TASK DETAILS: Out of the lines in this data, how many include "Single"? Give the number and nothing else.

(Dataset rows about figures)
━━━━━━━━━━━━━━━━
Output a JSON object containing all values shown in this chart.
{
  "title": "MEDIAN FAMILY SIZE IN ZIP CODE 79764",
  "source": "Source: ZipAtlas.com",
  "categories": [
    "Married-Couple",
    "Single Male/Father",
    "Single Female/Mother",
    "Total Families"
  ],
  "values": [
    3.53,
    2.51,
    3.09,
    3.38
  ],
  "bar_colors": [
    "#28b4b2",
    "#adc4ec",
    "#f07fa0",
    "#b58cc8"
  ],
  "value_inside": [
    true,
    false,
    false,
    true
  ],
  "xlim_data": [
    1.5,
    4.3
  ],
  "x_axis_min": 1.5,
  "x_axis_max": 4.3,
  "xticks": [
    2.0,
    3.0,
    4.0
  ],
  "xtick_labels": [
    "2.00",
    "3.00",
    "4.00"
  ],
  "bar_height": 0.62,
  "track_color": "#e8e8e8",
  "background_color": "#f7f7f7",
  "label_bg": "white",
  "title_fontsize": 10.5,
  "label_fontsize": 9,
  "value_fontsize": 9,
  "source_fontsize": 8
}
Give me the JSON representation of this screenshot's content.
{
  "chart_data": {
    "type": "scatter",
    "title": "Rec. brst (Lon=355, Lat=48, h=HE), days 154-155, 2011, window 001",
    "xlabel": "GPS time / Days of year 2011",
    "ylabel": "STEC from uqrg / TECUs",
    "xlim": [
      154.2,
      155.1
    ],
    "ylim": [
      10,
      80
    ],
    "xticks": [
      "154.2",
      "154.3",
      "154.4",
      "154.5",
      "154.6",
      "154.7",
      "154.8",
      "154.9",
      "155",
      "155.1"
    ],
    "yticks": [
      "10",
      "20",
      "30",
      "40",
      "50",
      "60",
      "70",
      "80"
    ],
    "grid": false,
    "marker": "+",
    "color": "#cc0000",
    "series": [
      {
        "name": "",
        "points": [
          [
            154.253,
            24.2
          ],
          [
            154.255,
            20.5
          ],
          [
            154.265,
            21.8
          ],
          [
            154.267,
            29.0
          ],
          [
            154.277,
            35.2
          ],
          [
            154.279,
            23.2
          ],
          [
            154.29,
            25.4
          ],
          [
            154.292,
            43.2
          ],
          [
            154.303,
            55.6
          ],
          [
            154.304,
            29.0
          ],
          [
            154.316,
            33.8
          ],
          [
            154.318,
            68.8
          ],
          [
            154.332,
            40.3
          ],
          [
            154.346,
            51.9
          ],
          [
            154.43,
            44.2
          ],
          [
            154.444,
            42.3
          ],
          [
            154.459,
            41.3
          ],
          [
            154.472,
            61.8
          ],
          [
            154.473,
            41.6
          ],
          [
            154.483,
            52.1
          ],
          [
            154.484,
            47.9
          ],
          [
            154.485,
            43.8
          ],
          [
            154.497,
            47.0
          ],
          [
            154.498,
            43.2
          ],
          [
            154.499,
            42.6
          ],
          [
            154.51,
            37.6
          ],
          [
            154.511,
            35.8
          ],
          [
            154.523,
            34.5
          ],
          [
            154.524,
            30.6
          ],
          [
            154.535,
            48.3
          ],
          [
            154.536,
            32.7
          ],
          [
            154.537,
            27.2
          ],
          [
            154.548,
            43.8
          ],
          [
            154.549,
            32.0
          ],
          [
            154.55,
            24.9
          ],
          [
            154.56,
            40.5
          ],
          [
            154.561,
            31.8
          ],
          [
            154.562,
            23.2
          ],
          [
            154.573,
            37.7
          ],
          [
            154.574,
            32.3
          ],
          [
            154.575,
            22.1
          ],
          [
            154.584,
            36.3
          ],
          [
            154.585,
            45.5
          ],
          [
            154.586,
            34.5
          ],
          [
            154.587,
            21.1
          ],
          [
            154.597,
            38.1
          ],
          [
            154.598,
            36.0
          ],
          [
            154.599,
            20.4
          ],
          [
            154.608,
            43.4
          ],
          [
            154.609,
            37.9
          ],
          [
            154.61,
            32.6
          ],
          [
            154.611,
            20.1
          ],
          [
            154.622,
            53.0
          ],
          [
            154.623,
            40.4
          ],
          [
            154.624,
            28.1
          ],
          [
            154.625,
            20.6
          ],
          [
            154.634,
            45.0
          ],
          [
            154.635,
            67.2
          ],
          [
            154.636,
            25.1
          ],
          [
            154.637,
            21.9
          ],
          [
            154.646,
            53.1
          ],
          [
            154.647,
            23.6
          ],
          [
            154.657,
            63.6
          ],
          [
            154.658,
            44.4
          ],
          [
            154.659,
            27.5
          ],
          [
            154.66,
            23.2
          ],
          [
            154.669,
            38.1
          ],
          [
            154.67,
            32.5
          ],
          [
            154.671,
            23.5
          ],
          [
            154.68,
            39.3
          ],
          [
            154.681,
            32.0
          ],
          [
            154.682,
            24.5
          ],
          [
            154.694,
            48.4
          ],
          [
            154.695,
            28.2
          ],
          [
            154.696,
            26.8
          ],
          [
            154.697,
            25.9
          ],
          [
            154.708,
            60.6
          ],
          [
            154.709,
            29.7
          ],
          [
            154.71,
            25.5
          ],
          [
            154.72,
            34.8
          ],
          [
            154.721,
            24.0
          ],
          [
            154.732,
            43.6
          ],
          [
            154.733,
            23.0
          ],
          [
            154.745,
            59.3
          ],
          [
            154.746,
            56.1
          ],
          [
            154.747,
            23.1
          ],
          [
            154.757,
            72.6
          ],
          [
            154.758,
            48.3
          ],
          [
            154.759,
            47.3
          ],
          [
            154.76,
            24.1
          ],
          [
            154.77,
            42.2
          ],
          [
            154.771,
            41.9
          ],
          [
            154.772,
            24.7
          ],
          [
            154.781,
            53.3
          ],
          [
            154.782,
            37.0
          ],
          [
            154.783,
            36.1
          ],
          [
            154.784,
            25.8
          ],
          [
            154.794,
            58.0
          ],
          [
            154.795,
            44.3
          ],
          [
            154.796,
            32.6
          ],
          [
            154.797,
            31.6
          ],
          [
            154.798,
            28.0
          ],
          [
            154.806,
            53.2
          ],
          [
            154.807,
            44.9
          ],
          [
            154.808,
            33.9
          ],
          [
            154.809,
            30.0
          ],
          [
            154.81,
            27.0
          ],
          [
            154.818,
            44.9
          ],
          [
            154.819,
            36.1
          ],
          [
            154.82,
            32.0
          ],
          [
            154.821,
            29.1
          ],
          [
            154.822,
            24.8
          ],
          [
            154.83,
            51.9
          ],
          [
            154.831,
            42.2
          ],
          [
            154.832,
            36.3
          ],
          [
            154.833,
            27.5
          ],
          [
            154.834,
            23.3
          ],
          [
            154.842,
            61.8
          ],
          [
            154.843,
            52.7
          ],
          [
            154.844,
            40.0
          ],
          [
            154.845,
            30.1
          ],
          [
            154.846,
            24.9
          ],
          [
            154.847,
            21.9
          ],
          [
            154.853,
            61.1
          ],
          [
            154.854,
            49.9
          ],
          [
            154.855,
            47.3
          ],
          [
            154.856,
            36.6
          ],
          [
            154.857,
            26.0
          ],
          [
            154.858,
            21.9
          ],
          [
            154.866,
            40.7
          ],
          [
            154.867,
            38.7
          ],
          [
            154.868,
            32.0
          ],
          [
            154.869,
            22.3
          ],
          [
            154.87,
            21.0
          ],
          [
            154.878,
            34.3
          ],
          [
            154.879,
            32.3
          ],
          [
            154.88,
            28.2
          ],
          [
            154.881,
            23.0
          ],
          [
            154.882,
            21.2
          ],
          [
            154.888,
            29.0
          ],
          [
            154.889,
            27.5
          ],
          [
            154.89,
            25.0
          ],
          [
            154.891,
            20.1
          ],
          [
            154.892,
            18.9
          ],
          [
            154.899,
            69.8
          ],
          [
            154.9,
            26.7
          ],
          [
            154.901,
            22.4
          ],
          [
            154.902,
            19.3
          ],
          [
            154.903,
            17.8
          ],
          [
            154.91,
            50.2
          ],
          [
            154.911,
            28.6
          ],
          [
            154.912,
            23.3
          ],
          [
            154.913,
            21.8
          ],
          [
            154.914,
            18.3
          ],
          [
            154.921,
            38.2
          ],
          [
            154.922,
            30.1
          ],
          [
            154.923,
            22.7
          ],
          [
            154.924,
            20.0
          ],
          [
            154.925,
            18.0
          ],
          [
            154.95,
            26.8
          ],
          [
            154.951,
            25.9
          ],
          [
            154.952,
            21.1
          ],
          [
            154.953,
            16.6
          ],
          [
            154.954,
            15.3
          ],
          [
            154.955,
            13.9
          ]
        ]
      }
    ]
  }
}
━━━━━━━━━━━━━━━━
EXERCISE ANSWER: 2